• _WHAT TO WORK ON_
Go through the listing and pick out each line with the word "базальты" in it.

---

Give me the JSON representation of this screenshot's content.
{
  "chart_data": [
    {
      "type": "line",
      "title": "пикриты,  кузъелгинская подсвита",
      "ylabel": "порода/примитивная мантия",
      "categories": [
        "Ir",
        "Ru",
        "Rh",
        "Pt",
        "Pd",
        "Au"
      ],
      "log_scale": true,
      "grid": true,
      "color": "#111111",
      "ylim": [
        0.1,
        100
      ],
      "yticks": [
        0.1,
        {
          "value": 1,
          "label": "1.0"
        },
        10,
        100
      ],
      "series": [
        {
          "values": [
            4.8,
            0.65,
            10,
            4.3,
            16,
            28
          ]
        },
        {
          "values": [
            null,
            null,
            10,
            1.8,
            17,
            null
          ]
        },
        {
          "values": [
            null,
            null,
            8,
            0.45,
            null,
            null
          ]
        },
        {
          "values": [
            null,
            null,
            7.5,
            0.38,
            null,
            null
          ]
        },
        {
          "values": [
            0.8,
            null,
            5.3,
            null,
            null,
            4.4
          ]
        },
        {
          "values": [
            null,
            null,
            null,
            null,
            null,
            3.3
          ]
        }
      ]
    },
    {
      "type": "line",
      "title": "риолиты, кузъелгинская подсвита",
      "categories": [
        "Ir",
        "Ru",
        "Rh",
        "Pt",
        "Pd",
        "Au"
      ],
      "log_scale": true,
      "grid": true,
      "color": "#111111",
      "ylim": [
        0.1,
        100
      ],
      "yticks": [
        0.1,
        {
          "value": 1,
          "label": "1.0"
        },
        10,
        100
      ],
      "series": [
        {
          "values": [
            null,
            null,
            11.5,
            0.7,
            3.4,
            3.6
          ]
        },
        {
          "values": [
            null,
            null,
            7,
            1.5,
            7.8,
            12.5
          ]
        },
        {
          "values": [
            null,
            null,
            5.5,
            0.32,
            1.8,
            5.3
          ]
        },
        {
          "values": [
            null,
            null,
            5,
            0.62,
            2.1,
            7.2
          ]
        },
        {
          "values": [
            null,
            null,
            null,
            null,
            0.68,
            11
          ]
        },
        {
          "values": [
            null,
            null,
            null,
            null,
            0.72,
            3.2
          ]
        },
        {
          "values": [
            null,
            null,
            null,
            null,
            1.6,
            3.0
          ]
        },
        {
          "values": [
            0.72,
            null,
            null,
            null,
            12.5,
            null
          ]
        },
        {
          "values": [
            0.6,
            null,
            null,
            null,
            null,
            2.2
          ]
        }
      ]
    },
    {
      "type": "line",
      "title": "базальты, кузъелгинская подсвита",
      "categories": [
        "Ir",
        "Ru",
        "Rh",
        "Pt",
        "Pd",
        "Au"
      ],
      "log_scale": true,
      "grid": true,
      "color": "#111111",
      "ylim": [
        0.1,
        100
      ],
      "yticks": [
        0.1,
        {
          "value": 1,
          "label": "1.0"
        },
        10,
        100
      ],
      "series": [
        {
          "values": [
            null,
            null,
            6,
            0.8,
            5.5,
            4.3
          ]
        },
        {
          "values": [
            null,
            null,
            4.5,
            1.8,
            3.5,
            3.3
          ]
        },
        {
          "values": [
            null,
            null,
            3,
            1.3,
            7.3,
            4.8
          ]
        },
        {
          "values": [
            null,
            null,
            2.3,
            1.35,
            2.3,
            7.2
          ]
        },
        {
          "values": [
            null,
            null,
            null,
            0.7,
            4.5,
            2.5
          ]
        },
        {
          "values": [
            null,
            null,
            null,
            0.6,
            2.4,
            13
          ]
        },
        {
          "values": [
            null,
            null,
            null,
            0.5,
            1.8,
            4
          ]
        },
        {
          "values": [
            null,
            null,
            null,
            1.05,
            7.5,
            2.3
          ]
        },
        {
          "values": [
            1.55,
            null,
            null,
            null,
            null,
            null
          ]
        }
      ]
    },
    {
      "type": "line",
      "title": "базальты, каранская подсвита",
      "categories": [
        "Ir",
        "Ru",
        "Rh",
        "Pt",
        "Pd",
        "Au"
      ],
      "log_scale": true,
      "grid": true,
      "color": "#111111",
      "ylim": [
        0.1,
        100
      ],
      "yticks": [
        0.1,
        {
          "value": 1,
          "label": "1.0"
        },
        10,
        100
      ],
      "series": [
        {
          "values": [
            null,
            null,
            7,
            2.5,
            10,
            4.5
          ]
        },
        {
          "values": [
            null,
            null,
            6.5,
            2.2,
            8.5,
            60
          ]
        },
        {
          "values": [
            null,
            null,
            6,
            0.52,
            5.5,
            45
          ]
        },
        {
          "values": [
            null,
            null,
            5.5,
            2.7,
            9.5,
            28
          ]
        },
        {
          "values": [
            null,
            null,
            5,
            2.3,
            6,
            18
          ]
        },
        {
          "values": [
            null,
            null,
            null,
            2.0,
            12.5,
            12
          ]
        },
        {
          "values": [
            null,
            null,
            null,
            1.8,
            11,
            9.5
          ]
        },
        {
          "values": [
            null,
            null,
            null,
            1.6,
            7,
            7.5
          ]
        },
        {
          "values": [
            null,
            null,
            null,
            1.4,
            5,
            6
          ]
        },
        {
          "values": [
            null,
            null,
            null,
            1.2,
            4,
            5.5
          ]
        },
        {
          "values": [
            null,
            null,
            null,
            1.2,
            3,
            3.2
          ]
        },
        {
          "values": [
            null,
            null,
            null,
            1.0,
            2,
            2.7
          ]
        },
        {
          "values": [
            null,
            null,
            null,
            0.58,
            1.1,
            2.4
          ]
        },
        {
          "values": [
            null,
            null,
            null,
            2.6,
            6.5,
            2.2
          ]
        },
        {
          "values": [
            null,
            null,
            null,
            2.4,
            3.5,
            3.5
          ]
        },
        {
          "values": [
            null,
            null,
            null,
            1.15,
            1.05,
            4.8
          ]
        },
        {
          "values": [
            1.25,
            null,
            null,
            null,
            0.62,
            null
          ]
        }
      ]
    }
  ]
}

---

• _COMPLETE RESPONSE_
      "title": "базальты, кузъелгинская подсвита",
      "title": "базальты, каранская подсвита",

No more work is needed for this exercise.